* SET EXERCISE *
Retype exactly the stretch of lines that begins at the line containing "Output a JSON" and ends at the last line of the data, with no other lines.

* Figure record listings *
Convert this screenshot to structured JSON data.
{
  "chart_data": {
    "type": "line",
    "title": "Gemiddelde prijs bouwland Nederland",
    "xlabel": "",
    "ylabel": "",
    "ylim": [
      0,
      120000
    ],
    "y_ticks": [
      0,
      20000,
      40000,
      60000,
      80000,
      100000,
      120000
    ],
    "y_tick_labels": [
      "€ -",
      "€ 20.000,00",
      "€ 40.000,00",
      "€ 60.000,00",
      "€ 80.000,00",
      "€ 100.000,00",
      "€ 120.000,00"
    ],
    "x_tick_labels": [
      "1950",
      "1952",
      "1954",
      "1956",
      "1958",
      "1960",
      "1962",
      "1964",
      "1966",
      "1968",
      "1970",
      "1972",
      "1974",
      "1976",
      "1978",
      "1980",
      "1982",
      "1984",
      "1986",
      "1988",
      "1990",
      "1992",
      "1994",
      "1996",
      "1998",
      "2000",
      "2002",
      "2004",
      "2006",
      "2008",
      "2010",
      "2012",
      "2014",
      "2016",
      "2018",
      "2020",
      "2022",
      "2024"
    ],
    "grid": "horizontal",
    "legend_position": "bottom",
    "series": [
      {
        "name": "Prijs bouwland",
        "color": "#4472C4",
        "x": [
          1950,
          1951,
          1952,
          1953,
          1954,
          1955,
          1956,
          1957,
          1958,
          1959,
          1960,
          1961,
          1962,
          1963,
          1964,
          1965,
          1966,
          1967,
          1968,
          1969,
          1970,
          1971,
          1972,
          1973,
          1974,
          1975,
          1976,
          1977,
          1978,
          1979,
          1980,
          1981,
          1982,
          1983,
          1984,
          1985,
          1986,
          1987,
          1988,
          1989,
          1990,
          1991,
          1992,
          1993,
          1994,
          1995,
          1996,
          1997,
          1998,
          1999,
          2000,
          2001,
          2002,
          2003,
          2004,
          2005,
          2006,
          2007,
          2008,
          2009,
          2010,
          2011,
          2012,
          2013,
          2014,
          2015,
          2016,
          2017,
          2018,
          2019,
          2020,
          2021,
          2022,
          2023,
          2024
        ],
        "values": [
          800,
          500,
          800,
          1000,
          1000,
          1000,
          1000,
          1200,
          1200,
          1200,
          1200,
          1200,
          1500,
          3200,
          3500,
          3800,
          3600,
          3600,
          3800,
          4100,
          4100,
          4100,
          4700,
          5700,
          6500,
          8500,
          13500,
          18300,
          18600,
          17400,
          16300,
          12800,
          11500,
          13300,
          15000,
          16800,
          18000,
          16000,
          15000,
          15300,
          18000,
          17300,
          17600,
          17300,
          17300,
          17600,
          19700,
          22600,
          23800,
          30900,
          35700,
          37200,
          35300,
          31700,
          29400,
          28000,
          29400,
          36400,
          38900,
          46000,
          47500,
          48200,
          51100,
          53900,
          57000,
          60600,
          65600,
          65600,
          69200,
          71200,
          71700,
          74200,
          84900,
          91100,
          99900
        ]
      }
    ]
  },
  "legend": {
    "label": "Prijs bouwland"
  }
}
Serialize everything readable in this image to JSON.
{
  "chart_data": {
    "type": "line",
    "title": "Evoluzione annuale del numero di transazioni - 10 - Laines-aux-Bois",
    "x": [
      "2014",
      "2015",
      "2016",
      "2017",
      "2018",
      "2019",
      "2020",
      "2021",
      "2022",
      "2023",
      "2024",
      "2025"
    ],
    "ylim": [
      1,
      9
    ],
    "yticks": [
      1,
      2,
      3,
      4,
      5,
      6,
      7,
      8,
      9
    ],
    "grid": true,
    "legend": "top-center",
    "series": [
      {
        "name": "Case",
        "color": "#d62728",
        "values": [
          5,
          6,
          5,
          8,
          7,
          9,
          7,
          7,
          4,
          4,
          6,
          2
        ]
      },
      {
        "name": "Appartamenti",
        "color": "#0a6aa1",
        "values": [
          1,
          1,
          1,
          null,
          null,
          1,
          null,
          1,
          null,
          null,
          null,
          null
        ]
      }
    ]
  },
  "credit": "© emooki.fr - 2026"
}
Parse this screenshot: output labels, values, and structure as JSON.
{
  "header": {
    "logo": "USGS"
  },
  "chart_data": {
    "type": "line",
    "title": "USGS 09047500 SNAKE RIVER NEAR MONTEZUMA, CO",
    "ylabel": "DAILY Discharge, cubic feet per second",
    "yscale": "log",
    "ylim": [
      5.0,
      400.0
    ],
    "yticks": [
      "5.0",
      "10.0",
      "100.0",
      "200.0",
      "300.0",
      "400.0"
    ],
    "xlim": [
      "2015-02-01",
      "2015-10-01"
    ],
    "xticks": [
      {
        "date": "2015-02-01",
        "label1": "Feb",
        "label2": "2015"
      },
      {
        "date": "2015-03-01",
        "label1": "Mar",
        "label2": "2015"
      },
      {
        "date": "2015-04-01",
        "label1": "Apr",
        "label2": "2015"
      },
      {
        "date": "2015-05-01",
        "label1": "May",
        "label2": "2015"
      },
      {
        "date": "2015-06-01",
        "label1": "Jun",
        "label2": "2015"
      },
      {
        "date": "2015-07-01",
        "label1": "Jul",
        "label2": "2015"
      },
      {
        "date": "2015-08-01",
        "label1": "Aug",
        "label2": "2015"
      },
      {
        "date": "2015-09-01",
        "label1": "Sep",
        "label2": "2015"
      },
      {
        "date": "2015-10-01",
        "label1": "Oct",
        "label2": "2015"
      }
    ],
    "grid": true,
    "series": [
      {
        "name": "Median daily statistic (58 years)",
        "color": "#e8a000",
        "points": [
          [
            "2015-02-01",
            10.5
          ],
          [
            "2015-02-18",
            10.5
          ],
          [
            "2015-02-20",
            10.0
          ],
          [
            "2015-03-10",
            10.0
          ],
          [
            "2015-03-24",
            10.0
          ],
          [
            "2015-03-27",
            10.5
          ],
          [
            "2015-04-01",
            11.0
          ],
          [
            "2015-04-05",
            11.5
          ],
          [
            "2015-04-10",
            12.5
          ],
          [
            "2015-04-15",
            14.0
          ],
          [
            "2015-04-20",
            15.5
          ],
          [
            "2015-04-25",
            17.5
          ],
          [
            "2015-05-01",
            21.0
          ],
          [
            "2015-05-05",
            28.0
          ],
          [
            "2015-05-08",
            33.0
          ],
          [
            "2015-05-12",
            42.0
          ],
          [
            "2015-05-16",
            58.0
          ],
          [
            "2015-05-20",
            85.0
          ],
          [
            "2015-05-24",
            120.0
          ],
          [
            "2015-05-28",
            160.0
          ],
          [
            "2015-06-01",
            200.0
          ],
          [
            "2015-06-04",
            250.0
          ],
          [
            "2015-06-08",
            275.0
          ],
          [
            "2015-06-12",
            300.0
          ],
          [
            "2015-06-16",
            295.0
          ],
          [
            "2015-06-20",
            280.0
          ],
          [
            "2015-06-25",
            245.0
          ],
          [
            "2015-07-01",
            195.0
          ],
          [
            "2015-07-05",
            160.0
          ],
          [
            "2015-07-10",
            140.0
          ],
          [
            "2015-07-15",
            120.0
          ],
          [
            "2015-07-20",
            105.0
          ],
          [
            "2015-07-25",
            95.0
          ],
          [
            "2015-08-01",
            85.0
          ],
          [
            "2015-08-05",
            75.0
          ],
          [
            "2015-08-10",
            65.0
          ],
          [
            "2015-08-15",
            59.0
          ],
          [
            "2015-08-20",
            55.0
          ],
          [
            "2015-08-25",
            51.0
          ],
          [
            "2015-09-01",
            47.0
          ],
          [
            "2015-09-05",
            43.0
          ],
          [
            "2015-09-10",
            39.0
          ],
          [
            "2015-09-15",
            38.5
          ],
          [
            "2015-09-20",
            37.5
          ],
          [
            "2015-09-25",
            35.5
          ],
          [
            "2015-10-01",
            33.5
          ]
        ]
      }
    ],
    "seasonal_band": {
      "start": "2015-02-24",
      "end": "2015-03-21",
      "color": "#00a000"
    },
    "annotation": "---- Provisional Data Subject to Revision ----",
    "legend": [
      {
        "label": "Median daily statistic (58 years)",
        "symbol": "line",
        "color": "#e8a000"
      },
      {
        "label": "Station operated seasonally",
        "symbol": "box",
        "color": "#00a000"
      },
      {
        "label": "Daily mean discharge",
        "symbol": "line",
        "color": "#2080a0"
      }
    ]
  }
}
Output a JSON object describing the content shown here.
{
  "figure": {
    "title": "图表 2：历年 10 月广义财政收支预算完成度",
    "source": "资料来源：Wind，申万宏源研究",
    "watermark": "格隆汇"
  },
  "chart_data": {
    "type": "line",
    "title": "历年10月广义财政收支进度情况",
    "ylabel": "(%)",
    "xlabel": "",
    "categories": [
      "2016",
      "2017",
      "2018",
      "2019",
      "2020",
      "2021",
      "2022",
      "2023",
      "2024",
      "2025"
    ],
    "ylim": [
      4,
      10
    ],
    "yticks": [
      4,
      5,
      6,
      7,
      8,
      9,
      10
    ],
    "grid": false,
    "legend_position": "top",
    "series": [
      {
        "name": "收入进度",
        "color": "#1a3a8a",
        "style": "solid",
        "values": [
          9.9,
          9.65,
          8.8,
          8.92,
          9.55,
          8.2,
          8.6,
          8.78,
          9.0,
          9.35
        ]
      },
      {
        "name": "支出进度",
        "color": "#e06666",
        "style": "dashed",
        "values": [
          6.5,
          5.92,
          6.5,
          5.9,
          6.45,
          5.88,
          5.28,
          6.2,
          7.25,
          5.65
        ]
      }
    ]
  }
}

* ANSWER *
Output a JSON object describing the content shown here.
{
  "figure": {
    "title": "图表 2：历年 10 月广义财政收支预算完成度",
    "source": "资料来源：Wind，申万宏源研究",
    "watermark": "格隆汇"
  },
  "chart_data": {
    "type": "line",
    "title": "历年10月广义财政收支进度情况",
    "ylabel": "(%)",
    "xlabel": "",
    "categories": [
      "2016",
      "2017",
      "2018",
      "2019",
      "2020",
      "2021",
      "2022",
      "2023",
      "2024",
      "2025"
    ],
    "ylim": [
      4,
      10
    ],
    "yticks": [
      4,
      5,
      6,
      7,
      8,
      9,
      10
    ],
    "grid": false,
    "legend_position": "top",
    "series": [
      {
        "name": "收入进度",
        "color": "#1a3a8a",
        "style": "solid",
        "values": [
          9.9,
          9.65,
          8.8,
          8.92,
          9.55,
          8.2,
          8.6,
          8.78,
          9.0,
          9.35
        ]
      },
      {
        "name": "支出进度",
        "color": "#e06666",
        "style": "dashed",
        "values": [
          6.5,
          5.92,
          6.5,
          5.9,
          6.45,
          5.88,
          5.28,
          6.2,
          7.25,
          5.65
        ]
      }
    ]
  }
}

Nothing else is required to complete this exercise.